Recorded data
================

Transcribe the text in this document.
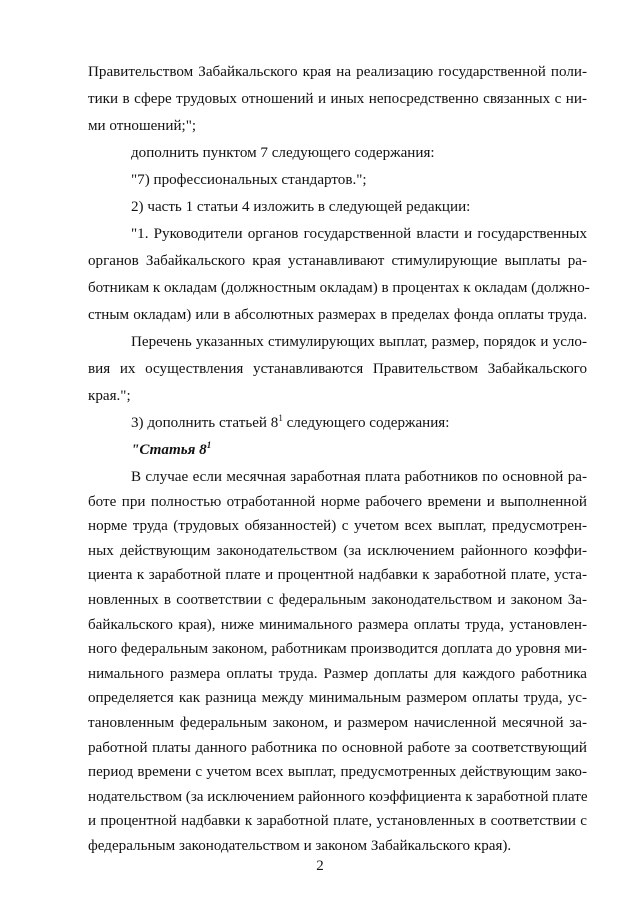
Правительством Забайкальского края на реализацию государственной поли-
тики в сфере трудовых отношений и иных непосредственно связанных с ни-
ми отношений;";
дополнить пунктом 7 следующего содержания:
"7) профессиональных стандартов.";
2) часть 1 статьи 4 изложить в следующей редакции:
"1. Руководители органов государственной власти и государственных
органов Забайкальского края устанавливают стимулирующие выплаты ра-
ботникам к окладам (должностным окладам) в процентах к окладам (должно-
стным окладам) или в абсолютных размерах в пределах фонда оплаты труда.
Перечень указанных стимулирующих выплат, размер, порядок и усло-
вия их осуществления устанавливаются Правительством Забайкальского
края.";
3) дополнить статьей $8^1$ следующего содержания:
"Статья $8^1$
В случае если месячная заработная плата работников по основной ра-
боте при полностью отработанной норме рабочего времени и выполненной
норме труда (трудовых обязанностей) с учетом всех выплат, предусмотрен-
ных действующим законодательством (за исключением районного коэффи-
циента к заработной плате и процентной надбавки к заработной плате, уста-
новленных в соответствии с федеральным законодательством и законом За-
байкальского края), ниже минимального размера оплаты труда, установлен-
ного федеральным законом, работникам производится доплата до уровня ми-
нимального размера оплаты труда. Размер доплаты для каждого работника
определяется как разница между минимальным размером оплаты труда, ус-
тановленным федеральным законом, и размером начисленной месячной за-
работной платы данного работника по основной работе за соответствующий
период времени с учетом всех выплат, предусмотренных действующим зако-
нодательством (за исключением районного коэффициента к заработной плате
2
и процентной надбавки к заработной плате, установленных в соответствии с
федеральным законодательством и законом Забайкальского края).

================

Work to do >>
From the entries, report each line that includes the word "содержания".

Result below >>
дополнить пунктом 7 следующего содержания:
3) дополнить статьей $8^1$ следующего содержания:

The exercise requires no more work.